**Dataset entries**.
○ ○ ○ ○ ○

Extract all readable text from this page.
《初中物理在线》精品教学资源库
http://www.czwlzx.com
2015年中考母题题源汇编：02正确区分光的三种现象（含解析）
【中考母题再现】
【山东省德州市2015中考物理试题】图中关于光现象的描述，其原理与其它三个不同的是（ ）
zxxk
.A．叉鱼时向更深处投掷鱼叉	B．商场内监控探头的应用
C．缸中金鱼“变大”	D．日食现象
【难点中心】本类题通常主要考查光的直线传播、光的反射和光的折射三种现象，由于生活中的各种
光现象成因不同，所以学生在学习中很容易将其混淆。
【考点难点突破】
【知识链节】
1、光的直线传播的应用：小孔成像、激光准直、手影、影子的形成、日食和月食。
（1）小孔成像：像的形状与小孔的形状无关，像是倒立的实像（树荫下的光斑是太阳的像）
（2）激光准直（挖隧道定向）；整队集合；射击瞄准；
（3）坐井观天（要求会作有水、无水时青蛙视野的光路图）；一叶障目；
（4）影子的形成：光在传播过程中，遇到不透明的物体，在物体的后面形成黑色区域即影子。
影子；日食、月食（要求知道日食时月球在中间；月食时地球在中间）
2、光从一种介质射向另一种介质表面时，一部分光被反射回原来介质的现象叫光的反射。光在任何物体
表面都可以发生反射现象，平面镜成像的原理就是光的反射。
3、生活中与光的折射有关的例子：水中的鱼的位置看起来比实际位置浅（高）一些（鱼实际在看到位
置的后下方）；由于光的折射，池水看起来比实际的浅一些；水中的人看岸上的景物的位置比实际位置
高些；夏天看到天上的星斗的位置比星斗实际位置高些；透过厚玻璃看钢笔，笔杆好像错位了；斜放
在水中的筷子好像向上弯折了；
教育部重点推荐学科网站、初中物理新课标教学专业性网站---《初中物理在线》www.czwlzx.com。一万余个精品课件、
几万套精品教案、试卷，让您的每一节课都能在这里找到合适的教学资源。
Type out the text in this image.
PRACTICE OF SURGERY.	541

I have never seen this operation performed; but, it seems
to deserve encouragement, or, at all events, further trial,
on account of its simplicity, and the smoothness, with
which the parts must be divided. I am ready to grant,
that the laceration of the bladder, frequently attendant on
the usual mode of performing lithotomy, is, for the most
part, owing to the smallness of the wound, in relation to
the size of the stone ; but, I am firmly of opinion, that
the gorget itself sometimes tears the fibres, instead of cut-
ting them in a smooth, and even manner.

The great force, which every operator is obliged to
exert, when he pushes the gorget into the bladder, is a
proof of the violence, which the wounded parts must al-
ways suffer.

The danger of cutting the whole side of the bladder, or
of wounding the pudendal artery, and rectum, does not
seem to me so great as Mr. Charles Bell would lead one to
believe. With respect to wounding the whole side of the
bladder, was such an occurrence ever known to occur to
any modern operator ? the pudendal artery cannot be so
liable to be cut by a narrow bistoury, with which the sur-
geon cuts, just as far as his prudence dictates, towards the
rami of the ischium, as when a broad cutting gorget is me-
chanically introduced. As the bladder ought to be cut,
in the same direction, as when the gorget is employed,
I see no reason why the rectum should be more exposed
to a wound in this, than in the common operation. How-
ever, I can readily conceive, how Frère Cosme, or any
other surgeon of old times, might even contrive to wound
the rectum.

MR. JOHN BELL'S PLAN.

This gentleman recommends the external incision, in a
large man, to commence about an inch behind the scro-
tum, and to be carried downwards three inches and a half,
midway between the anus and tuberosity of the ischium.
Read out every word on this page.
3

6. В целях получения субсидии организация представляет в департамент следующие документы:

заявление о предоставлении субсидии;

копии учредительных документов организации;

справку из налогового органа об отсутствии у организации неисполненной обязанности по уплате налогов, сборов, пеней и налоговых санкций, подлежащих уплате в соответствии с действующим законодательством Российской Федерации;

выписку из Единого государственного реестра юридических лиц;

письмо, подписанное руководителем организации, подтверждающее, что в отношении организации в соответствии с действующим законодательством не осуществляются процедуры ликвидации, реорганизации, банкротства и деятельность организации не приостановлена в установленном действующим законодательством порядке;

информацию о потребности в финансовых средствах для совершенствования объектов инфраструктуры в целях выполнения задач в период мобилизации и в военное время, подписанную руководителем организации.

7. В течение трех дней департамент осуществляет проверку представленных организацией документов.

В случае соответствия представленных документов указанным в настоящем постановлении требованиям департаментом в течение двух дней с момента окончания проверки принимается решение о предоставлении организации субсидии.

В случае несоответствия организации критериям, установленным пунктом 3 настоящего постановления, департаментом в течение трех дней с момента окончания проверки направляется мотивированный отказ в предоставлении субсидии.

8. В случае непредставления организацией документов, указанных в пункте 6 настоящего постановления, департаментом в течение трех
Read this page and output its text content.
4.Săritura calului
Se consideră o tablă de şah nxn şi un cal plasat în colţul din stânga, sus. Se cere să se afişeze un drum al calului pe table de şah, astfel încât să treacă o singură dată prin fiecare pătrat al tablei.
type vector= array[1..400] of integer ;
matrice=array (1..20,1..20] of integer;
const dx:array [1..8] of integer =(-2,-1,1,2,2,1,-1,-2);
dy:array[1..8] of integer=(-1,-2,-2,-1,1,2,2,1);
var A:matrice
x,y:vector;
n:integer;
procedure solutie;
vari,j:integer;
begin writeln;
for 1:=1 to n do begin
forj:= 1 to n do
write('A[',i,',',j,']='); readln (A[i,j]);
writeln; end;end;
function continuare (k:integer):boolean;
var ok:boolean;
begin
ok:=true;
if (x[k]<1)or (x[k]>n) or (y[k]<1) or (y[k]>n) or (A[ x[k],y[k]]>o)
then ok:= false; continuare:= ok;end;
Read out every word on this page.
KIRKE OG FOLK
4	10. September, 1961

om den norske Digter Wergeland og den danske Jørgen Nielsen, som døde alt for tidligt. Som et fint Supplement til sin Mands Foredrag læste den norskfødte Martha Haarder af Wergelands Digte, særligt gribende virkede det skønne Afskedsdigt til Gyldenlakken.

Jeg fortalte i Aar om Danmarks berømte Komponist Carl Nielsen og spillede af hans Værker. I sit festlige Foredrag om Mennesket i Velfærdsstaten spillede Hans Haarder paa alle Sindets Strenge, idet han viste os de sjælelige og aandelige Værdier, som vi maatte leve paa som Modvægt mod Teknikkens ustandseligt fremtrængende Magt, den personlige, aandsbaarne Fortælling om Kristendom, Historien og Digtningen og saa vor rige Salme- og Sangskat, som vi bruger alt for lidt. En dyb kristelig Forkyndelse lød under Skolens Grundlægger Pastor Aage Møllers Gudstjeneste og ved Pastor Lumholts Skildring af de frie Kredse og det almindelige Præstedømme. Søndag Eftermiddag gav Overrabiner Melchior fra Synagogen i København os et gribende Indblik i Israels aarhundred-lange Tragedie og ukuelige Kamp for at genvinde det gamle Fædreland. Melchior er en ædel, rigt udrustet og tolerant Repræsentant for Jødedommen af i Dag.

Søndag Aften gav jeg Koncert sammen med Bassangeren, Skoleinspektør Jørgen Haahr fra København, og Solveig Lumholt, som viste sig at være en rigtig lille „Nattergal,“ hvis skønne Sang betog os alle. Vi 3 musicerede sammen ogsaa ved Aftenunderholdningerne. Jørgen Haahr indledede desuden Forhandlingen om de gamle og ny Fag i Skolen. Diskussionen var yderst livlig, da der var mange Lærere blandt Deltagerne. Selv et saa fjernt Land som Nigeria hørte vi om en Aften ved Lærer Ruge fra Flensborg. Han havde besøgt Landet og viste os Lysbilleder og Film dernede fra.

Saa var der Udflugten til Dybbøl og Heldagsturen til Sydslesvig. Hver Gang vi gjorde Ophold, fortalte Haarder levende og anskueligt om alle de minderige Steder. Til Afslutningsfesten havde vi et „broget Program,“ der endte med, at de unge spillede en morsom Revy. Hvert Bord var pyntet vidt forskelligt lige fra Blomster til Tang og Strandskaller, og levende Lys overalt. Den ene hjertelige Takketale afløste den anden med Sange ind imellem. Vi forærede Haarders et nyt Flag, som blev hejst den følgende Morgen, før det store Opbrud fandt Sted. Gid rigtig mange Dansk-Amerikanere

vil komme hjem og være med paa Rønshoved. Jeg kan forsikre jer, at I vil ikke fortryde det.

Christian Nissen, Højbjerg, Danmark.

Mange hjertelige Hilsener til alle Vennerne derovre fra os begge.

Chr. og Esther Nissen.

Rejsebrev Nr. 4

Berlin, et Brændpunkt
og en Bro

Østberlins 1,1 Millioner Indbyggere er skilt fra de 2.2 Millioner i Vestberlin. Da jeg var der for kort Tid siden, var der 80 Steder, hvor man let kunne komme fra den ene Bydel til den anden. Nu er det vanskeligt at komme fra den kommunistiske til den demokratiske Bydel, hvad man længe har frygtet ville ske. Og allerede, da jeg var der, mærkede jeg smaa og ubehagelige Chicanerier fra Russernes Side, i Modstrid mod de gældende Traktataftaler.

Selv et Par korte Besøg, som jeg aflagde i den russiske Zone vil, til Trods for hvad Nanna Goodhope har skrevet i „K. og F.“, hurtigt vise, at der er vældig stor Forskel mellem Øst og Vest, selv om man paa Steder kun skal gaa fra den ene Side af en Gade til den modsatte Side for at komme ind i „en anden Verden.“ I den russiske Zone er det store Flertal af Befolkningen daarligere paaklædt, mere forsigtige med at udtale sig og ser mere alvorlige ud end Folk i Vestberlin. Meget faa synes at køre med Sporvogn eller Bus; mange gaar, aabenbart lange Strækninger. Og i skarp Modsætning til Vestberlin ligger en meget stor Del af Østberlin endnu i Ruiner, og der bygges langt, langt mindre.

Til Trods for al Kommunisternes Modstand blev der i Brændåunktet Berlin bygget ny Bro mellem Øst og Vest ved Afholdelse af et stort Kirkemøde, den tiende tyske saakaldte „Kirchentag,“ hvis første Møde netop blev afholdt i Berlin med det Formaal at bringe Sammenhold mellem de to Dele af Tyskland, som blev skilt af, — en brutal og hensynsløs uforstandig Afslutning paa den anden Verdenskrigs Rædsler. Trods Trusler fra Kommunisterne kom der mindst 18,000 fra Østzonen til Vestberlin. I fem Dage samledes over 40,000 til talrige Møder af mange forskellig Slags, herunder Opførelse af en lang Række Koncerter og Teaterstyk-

○ ○ ○ ○ ○

**Requirements**. Copy all lines from the material that hold "wounding".

**Result**.
of wounding the pudendal artery, and rectum, does not
believe. With respect to wounding the whole side of the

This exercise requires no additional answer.